§ Task material:
┌──

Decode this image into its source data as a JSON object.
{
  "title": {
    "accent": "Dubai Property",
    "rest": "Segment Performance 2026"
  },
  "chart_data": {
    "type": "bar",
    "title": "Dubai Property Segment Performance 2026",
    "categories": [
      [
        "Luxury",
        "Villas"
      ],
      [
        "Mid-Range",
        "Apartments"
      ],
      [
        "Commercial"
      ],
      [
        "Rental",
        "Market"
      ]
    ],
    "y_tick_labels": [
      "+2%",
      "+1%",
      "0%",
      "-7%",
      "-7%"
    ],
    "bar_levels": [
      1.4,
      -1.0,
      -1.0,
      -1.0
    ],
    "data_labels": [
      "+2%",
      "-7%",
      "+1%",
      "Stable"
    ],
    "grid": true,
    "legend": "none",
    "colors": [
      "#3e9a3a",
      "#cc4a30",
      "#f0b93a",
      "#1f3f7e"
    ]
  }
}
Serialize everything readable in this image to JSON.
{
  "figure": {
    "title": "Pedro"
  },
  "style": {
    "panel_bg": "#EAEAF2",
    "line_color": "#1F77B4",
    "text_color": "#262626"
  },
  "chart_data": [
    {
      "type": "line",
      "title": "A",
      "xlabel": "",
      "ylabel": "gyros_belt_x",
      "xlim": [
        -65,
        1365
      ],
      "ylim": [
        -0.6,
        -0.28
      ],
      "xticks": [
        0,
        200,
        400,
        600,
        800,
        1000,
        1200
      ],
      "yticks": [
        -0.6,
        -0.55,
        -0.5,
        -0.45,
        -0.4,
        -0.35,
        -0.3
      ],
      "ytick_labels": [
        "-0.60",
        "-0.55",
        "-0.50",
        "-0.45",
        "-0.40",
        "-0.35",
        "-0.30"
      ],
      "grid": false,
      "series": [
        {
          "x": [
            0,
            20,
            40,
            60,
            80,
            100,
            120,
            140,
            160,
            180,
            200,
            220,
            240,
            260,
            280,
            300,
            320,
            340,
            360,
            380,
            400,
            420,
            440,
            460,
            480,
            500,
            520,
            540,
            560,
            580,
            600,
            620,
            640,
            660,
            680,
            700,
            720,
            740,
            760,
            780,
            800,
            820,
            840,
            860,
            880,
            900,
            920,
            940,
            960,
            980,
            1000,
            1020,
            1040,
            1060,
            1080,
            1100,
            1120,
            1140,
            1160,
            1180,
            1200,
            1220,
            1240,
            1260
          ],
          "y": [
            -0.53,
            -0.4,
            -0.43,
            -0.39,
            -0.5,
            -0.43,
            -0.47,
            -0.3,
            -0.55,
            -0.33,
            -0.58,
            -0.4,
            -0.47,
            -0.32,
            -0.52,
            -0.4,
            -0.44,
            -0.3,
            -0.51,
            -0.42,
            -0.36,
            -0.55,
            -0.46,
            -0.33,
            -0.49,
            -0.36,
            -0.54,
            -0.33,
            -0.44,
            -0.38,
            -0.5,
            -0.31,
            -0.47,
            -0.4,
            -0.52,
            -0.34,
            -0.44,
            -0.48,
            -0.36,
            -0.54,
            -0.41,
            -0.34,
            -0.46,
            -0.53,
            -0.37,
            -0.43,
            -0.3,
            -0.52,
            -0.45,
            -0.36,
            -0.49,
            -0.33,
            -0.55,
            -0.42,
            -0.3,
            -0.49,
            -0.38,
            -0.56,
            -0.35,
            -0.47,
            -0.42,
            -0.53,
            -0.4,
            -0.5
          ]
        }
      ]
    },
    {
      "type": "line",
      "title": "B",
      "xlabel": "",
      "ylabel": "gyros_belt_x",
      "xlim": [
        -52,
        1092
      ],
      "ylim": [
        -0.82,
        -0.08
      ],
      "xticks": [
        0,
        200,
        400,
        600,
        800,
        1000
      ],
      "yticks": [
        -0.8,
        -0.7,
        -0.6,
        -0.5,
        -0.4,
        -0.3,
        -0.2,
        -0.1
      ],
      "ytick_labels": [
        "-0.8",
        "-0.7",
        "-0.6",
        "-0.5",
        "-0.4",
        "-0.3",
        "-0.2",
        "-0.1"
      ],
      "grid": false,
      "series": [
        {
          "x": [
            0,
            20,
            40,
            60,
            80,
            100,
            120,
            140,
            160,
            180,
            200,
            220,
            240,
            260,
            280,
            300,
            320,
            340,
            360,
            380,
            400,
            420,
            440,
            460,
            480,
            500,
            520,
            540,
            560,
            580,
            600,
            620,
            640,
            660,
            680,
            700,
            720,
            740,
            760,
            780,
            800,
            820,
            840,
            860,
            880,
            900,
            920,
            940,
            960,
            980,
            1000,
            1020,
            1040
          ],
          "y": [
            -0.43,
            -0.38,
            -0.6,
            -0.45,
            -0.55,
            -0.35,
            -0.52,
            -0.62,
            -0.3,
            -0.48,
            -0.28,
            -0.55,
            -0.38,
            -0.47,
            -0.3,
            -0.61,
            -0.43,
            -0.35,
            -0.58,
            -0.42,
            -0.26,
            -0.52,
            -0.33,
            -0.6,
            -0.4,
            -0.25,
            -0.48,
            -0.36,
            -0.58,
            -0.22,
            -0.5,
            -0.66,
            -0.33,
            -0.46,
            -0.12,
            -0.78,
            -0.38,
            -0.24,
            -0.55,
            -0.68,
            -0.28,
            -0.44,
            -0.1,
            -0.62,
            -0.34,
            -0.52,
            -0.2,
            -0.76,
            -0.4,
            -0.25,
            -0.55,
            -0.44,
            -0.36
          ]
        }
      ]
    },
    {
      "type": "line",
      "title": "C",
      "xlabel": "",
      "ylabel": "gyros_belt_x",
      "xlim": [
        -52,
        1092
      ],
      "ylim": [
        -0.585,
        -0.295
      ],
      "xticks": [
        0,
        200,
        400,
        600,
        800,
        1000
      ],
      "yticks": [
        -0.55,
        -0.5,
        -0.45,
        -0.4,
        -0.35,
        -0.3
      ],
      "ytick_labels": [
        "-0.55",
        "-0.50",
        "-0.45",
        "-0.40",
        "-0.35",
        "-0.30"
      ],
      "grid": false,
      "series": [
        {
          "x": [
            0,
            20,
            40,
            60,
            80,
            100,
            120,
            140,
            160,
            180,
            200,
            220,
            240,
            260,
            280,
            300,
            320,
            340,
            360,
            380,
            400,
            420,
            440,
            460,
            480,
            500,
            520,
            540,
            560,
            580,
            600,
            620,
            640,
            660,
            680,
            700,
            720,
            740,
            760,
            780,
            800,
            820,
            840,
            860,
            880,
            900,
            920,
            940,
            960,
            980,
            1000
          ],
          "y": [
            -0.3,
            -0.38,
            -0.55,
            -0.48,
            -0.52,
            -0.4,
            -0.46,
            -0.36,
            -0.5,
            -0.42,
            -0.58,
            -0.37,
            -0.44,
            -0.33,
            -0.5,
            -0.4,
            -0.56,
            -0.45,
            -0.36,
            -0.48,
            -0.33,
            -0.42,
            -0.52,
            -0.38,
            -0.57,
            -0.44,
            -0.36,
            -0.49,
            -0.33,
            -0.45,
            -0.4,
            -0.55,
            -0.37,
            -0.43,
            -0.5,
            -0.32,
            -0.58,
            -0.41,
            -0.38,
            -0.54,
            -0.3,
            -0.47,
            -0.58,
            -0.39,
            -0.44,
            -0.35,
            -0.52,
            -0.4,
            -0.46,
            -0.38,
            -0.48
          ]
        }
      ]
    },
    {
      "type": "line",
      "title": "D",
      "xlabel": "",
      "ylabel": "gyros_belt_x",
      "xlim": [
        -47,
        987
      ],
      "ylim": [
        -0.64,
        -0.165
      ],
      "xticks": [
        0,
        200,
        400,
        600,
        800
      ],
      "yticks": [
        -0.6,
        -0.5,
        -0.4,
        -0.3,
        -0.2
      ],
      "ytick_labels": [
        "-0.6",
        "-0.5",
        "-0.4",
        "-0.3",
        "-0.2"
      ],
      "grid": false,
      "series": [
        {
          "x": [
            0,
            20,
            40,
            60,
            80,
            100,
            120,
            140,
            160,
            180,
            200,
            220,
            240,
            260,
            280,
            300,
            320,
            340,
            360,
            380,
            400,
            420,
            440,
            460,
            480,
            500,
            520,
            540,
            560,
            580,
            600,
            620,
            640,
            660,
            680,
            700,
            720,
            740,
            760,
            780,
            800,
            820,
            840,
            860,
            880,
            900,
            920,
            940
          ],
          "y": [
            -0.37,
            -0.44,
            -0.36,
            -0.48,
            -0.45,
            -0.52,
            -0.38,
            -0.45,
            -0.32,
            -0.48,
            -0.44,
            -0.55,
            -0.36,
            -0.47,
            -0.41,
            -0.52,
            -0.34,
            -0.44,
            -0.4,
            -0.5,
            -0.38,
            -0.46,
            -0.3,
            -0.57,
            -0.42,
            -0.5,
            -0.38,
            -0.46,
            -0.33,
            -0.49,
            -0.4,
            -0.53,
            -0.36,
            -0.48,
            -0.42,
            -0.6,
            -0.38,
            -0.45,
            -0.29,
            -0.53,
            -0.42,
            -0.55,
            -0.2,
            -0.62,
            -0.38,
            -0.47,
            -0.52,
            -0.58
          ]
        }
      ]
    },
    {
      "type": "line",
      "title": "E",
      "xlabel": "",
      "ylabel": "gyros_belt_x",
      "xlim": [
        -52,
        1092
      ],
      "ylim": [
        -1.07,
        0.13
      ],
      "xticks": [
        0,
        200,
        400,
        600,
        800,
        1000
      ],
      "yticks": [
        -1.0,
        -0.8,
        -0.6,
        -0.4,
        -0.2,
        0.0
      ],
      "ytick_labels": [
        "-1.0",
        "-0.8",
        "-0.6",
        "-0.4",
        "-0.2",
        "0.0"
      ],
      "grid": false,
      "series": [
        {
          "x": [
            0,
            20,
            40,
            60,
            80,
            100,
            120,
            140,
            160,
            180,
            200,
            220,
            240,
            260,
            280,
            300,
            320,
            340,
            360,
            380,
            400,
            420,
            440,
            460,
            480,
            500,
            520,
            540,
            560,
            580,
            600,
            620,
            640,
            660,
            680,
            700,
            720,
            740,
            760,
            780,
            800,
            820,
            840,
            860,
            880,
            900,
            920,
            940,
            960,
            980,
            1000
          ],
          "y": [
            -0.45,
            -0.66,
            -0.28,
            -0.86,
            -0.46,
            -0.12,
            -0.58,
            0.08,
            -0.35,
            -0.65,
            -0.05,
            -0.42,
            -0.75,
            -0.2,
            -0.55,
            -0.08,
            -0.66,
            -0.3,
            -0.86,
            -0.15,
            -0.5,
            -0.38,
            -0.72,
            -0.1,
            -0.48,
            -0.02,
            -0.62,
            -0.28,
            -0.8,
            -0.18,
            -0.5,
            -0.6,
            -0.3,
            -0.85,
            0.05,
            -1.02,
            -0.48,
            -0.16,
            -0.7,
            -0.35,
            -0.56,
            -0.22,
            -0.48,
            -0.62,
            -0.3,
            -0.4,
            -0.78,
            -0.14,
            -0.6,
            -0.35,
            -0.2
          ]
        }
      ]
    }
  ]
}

└──

§ Written problem: Say how many lines in the records above hold "this", and give no other text.

§ The response: 2